Work to be completed |
Transcribe every entry below word for word, but skip the pictures.

(Extracts from a graphics dataset)
━━━━━━━━━━━━━━━━━━━━━━━━━━━━━━

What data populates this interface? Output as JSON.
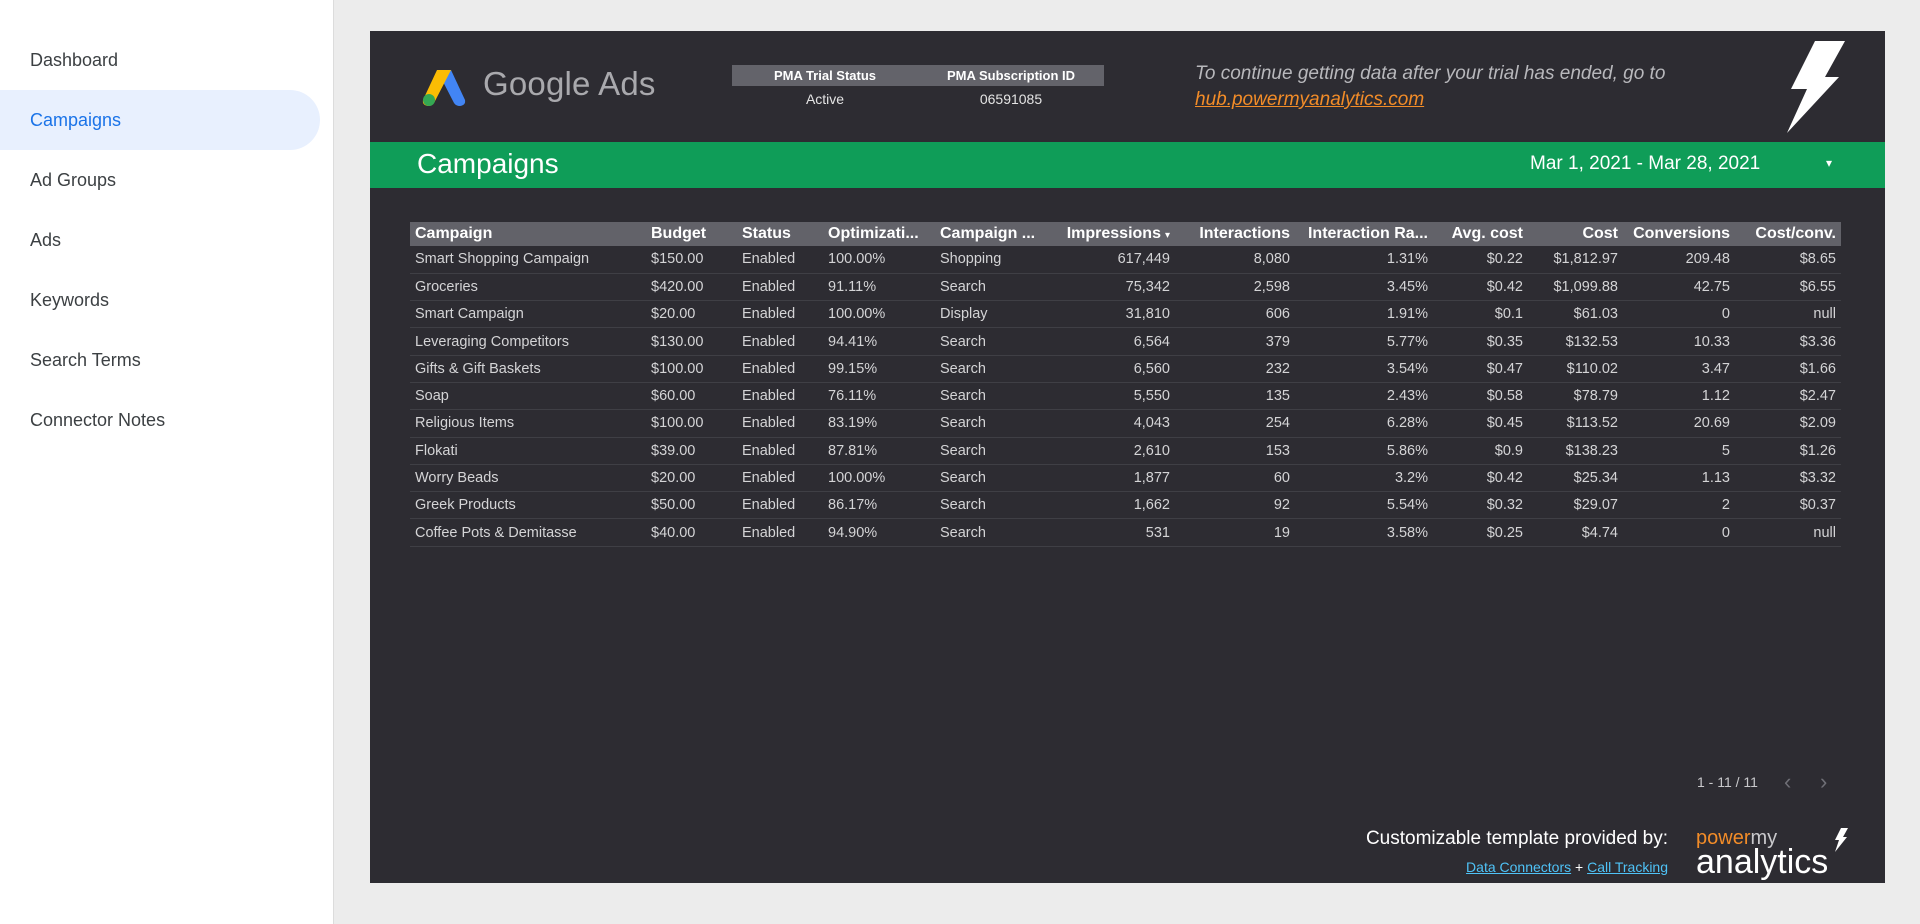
{
  "sidebar": {
    "items": [
      {
        "label": "Dashboard",
        "active": false
      },
      {
        "label": "Campaigns",
        "active": true
      },
      {
        "label": "Ad Groups",
        "active": false
      },
      {
        "label": "Ads",
        "active": false
      },
      {
        "label": "Keywords",
        "active": false
      },
      {
        "label": "Search Terms",
        "active": false
      },
      {
        "label": "Connector Notes",
        "active": false
      }
    ]
  },
  "header": {
    "logo_text": "Google Ads",
    "pma_trial_status_label": "PMA Trial Status",
    "pma_subscription_id_label": "PMA Subscription ID",
    "pma_trial_status_value": "Active",
    "pma_subscription_id_value": "06591085",
    "trial_note": "To continue getting data after your trial has ended, go to",
    "trial_link": "hub.powermyanalytics.com"
  },
  "title_bar": {
    "title": "Campaigns",
    "date_range": "Mar 1, 2021 - Mar 28, 2021",
    "date_caret": "▾"
  },
  "table": {
    "columns": [
      "Campaign",
      "Budget",
      "Status",
      "Optimizati...",
      "Campaign ...",
      "Impressions",
      "Interactions",
      "Interaction Ra...",
      "Avg. cost",
      "Cost",
      "Conversions",
      "Cost/conv."
    ],
    "sort_caret": "▾",
    "rows": [
      [
        "Smart Shopping Campaign",
        "$150.00",
        "Enabled",
        "100.00%",
        "Shopping",
        "617,449",
        "8,080",
        "1.31%",
        "$0.22",
        "$1,812.97",
        "209.48",
        "$8.65"
      ],
      [
        "Groceries",
        "$420.00",
        "Enabled",
        "91.11%",
        "Search",
        "75,342",
        "2,598",
        "3.45%",
        "$0.42",
        "$1,099.88",
        "42.75",
        "$6.55"
      ],
      [
        "Smart Campaign",
        "$20.00",
        "Enabled",
        "100.00%",
        "Display",
        "31,810",
        "606",
        "1.91%",
        "$0.1",
        "$61.03",
        "0",
        "null"
      ],
      [
        "Leveraging Competitors",
        "$130.00",
        "Enabled",
        "94.41%",
        "Search",
        "6,564",
        "379",
        "5.77%",
        "$0.35",
        "$132.53",
        "10.33",
        "$3.36"
      ],
      [
        "Gifts & Gift Baskets",
        "$100.00",
        "Enabled",
        "99.15%",
        "Search",
        "6,560",
        "232",
        "3.54%",
        "$0.47",
        "$110.02",
        "3.47",
        "$1.66"
      ],
      [
        "Soap",
        "$60.00",
        "Enabled",
        "76.11%",
        "Search",
        "5,550",
        "135",
        "2.43%",
        "$0.58",
        "$78.79",
        "1.12",
        "$2.47"
      ],
      [
        "Religious Items",
        "$100.00",
        "Enabled",
        "83.19%",
        "Search",
        "4,043",
        "254",
        "6.28%",
        "$0.45",
        "$113.52",
        "20.69",
        "$2.09"
      ],
      [
        "Flokati",
        "$39.00",
        "Enabled",
        "87.81%",
        "Search",
        "2,610",
        "153",
        "5.86%",
        "$0.9",
        "$138.23",
        "5",
        "$1.26"
      ],
      [
        "Worry Beads",
        "$20.00",
        "Enabled",
        "100.00%",
        "Search",
        "1,877",
        "60",
        "3.2%",
        "$0.42",
        "$25.34",
        "1.13",
        "$3.32"
      ],
      [
        "Greek Products",
        "$50.00",
        "Enabled",
        "86.17%",
        "Search",
        "1,662",
        "92",
        "5.54%",
        "$0.32",
        "$29.07",
        "2",
        "$0.37"
      ],
      [
        "Coffee Pots & Demitasse",
        "$40.00",
        "Enabled",
        "94.90%",
        "Search",
        "531",
        "19",
        "3.58%",
        "$0.25",
        "$4.74",
        "0",
        "null"
      ]
    ]
  },
  "pager": {
    "text": "1 - 11 / 11",
    "prev_icon": "‹",
    "next_icon": "›"
  },
  "footer": {
    "provided_by": "Customizable template provided by:",
    "link_data_connectors": "Data Connectors",
    "plus": "+",
    "link_call_tracking": "Call Tracking",
    "brand_power": "power",
    "brand_my": "my",
    "brand_analytics": "analytics"
  },
  "colors": {
    "report_bg": "#2d2c32",
    "title_bar_green": "#0f9d58",
    "sidebar_active_bg": "#e8f0fe",
    "sidebar_active_text": "#1a73e8",
    "link_orange": "#f28c28",
    "footer_link_blue": "#4fc3f7"
  }
}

━━━━━━━━━━━━━━━━━━━━━━━━━━━━━━

Output |
What data populates this interface? Output as JSON.
{
  "sidebar": {
    "items": [
      {
        "label": "Dashboard",
        "active": false
      },
      {
        "label": "Campaigns",
        "active": true
      },
      {
        "label": "Ad Groups",
        "active": false
      },
      {
        "label": "Ads",
        "active": false
      },
      {
        "label": "Keywords",
        "active": false
      },
      {
        "label": "Search Terms",
        "active": false
      },
      {
        "label": "Connector Notes",
        "active": false
      }
    ]
  },
  "header": {
    "logo_text": "Google Ads",
    "pma_trial_status_label": "PMA Trial Status",
    "pma_subscription_id_label": "PMA Subscription ID",
    "pma_trial_status_value": "Active",
    "pma_subscription_id_value": "06591085",
    "trial_note": "To continue getting data after your trial has ended, go to",
    "trial_link": "hub.powermyanalytics.com"
  },
  "title_bar": {
    "title": "Campaigns",
    "date_range": "Mar 1, 2021 - Mar 28, 2021",
    "date_caret": "▾"
  },
  "table": {
    "columns": [
      "Campaign",
      "Budget",
      "Status",
      "Optimizati...",
      "Campaign ...",
      "Impressions",
      "Interactions",
      "Interaction Ra...",
      "Avg. cost",
      "Cost",
      "Conversions",
      "Cost/conv."
    ],
    "sort_caret": "▾",
    "rows": [
      [
        "Smart Shopping Campaign",
        "$150.00",
        "Enabled",
        "100.00%",
        "Shopping",
        "617,449",
        "8,080",
        "1.31%",
        "$0.22",
        "$1,812.97",
        "209.48",
        "$8.65"
      ],
      [
        "Groceries",
        "$420.00",
        "Enabled",
        "91.11%",
        "Search",
        "75,342",
        "2,598",
        "3.45%",
        "$0.42",
        "$1,099.88",
        "42.75",
        "$6.55"
      ],
      [
        "Smart Campaign",
        "$20.00",
        "Enabled",
        "100.00%",
        "Display",
        "31,810",
        "606",
        "1.91%",
        "$0.1",
        "$61.03",
        "0",
        "null"
      ],
      [
        "Leveraging Competitors",
        "$130.00",
        "Enabled",
        "94.41%",
        "Search",
        "6,564",
        "379",
        "5.77%",
        "$0.35",
        "$132.53",
        "10.33",
        "$3.36"
      ],
      [
        "Gifts & Gift Baskets",
        "$100.00",
        "Enabled",
        "99.15%",
        "Search",
        "6,560",
        "232",
        "3.54%",
        "$0.47",
        "$110.02",
        "3.47",
        "$1.66"
      ],
      [
        "Soap",
        "$60.00",
        "Enabled",
        "76.11%",
        "Search",
        "5,550",
        "135",
        "2.43%",
        "$0.58",
        "$78.79",
        "1.12",
        "$2.47"
      ],
      [
        "Religious Items",
        "$100.00",
        "Enabled",
        "83.19%",
        "Search",
        "4,043",
        "254",
        "6.28%",
        "$0.45",
        "$113.52",
        "20.69",
        "$2.09"
      ],
      [
        "Flokati",
        "$39.00",
        "Enabled",
        "87.81%",
        "Search",
        "2,610",
        "153",
        "5.86%",
        "$0.9",
        "$138.23",
        "5",
        "$1.26"
      ],
      [
        "Worry Beads",
        "$20.00",
        "Enabled",
        "100.00%",
        "Search",
        "1,877",
        "60",
        "3.2%",
        "$0.42",
        "$25.34",
        "1.13",
        "$3.32"
      ],
      [
        "Greek Products",
        "$50.00",
        "Enabled",
        "86.17%",
        "Search",
        "1,662",
        "92",
        "5.54%",
        "$0.32",
        "$29.07",
        "2",
        "$0.37"
      ],
      [
        "Coffee Pots & Demitasse",
        "$40.00",
        "Enabled",
        "94.90%",
        "Search",
        "531",
        "19",
        "3.58%",
        "$0.25",
        "$4.74",
        "0",
        "null"
      ]
    ]
  },
  "pager": {
    "text": "1 - 11 / 11",
    "prev_icon": "‹",
    "next_icon": "›"
  },
  "footer": {
    "provided_by": "Customizable template provided by:",
    "link_data_connectors": "Data Connectors",
    "plus": "+",
    "link_call_tracking": "Call Tracking",
    "brand_power": "power",
    "brand_my": "my",
    "brand_analytics": "analytics"
  },
  "colors": {
    "report_bg": "#2d2c32",
    "title_bar_green": "#0f9d58",
    "sidebar_active_bg": "#e8f0fe",
    "sidebar_active_text": "#1a73e8",
    "link_orange": "#f28c28",
    "footer_link_blue": "#4fc3f7"
  }
}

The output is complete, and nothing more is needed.